** Directions for this task **
Repeat the data word for word. Do not include the pictures.

** Provided records **
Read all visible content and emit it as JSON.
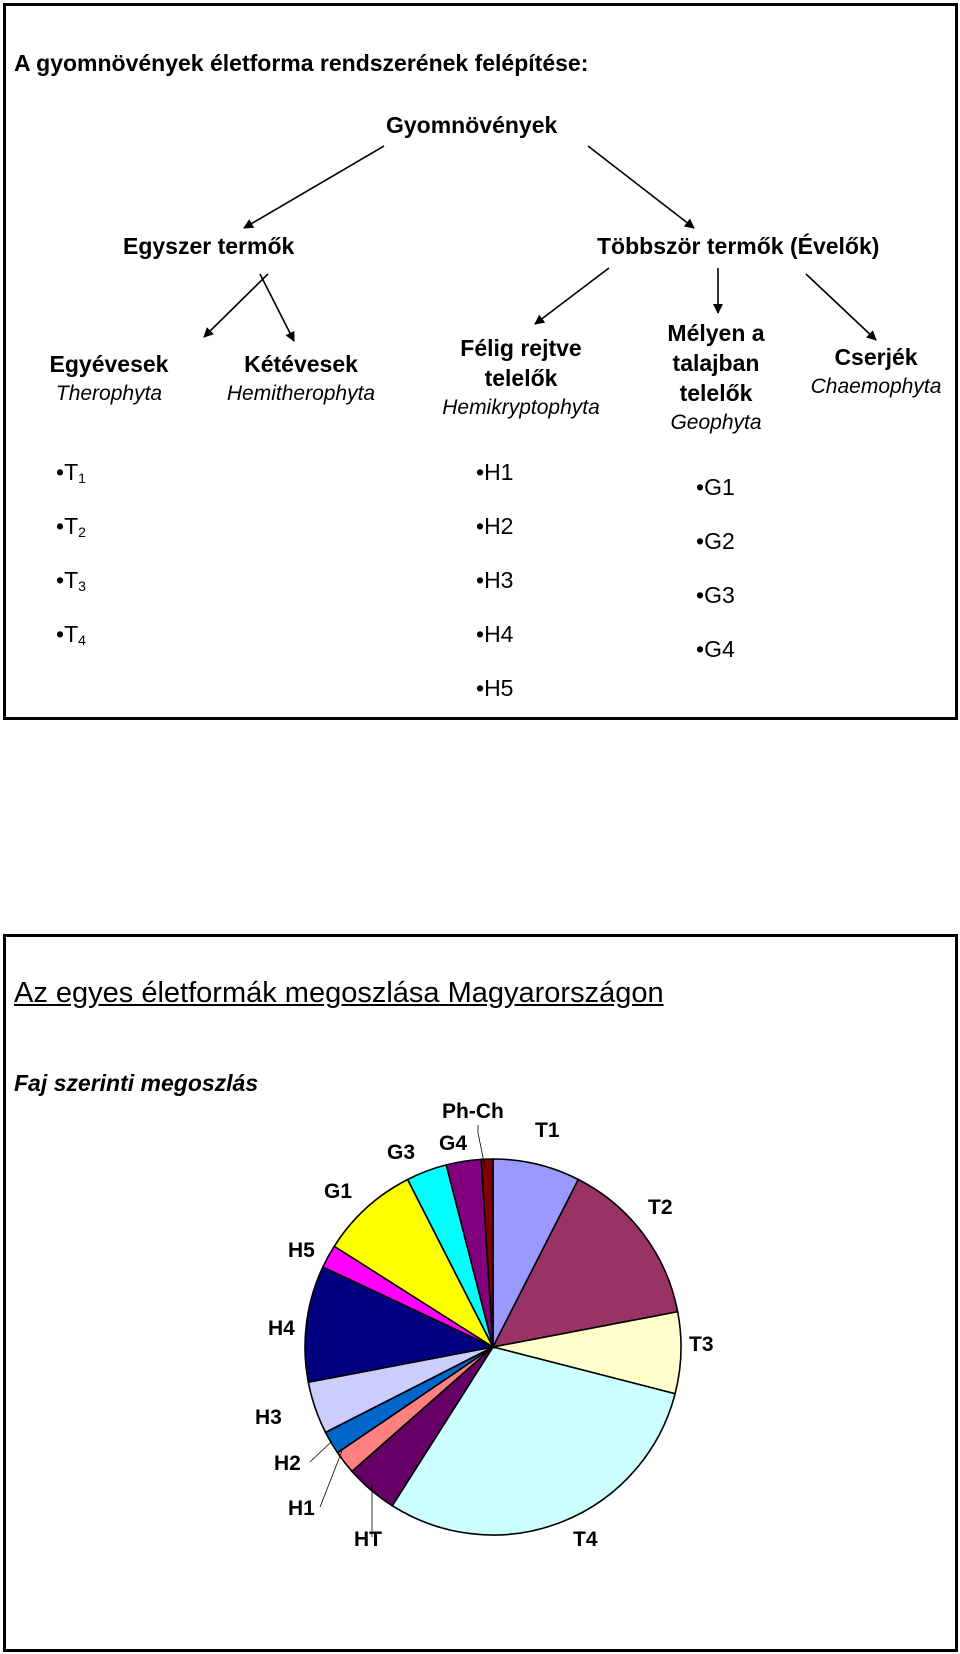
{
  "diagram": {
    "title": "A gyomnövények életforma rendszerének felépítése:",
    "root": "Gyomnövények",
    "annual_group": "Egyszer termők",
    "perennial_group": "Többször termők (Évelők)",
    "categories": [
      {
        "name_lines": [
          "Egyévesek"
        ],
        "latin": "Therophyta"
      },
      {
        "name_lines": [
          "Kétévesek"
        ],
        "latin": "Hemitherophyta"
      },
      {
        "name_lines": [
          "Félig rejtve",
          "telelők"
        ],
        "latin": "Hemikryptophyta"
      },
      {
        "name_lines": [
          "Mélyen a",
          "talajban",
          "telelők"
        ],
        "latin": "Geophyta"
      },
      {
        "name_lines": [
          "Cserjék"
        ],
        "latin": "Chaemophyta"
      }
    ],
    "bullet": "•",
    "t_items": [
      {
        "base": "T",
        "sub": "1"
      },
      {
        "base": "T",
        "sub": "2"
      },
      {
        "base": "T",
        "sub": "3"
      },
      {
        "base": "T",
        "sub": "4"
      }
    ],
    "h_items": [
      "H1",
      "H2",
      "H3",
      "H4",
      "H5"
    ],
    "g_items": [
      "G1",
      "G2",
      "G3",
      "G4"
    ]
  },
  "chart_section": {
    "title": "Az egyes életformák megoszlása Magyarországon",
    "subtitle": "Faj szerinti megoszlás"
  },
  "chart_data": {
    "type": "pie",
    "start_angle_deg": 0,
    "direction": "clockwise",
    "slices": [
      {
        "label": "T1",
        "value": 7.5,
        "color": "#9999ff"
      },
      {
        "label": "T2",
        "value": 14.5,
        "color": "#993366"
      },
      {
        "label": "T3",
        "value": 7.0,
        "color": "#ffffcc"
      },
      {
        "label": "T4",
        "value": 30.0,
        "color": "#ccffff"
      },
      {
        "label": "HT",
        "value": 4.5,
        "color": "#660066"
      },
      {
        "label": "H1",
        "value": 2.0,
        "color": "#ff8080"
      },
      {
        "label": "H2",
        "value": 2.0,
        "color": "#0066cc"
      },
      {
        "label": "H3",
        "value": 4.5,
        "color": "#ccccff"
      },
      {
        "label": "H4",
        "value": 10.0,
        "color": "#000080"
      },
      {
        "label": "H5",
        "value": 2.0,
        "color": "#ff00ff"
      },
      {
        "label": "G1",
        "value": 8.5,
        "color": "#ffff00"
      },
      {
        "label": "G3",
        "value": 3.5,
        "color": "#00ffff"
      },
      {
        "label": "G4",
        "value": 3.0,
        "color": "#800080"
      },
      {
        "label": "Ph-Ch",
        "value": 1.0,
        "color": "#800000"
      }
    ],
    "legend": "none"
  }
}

** Solution **
Read all visible content and emit it as JSON.
{
  "diagram": {
    "title": "A gyomnövények életforma rendszerének felépítése:",
    "root": "Gyomnövények",
    "annual_group": "Egyszer termők",
    "perennial_group": "Többször termők (Évelők)",
    "categories": [
      {
        "name_lines": [
          "Egyévesek"
        ],
        "latin": "Therophyta"
      },
      {
        "name_lines": [
          "Kétévesek"
        ],
        "latin": "Hemitherophyta"
      },
      {
        "name_lines": [
          "Félig rejtve",
          "telelők"
        ],
        "latin": "Hemikryptophyta"
      },
      {
        "name_lines": [
          "Mélyen a",
          "talajban",
          "telelők"
        ],
        "latin": "Geophyta"
      },
      {
        "name_lines": [
          "Cserjék"
        ],
        "latin": "Chaemophyta"
      }
    ],
    "bullet": "•",
    "t_items": [
      {
        "base": "T",
        "sub": "1"
      },
      {
        "base": "T",
        "sub": "2"
      },
      {
        "base": "T",
        "sub": "3"
      },
      {
        "base": "T",
        "sub": "4"
      }
    ],
    "h_items": [
      "H1",
      "H2",
      "H3",
      "H4",
      "H5"
    ],
    "g_items": [
      "G1",
      "G2",
      "G3",
      "G4"
    ]
  },
  "chart_section": {
    "title": "Az egyes életformák megoszlása Magyarországon",
    "subtitle": "Faj szerinti megoszlás"
  },
  "chart_data": {
    "type": "pie",
    "start_angle_deg": 0,
    "direction": "clockwise",
    "slices": [
      {
        "label": "T1",
        "value": 7.5,
        "color": "#9999ff"
      },
      {
        "label": "T2",
        "value": 14.5,
        "color": "#993366"
      },
      {
        "label": "T3",
        "value": 7.0,
        "color": "#ffffcc"
      },
      {
        "label": "T4",
        "value": 30.0,
        "color": "#ccffff"
      },
      {
        "label": "HT",
        "value": 4.5,
        "color": "#660066"
      },
      {
        "label": "H1",
        "value": 2.0,
        "color": "#ff8080"
      },
      {
        "label": "H2",
        "value": 2.0,
        "color": "#0066cc"
      },
      {
        "label": "H3",
        "value": 4.5,
        "color": "#ccccff"
      },
      {
        "label": "H4",
        "value": 10.0,
        "color": "#000080"
      },
      {
        "label": "H5",
        "value": 2.0,
        "color": "#ff00ff"
      },
      {
        "label": "G1",
        "value": 8.5,
        "color": "#ffff00"
      },
      {
        "label": "G3",
        "value": 3.5,
        "color": "#00ffff"
      },
      {
        "label": "G4",
        "value": 3.0,
        "color": "#800080"
      },
      {
        "label": "Ph-Ch",
        "value": 1.0,
        "color": "#800000"
      }
    ],
    "legend": "none"
  }
}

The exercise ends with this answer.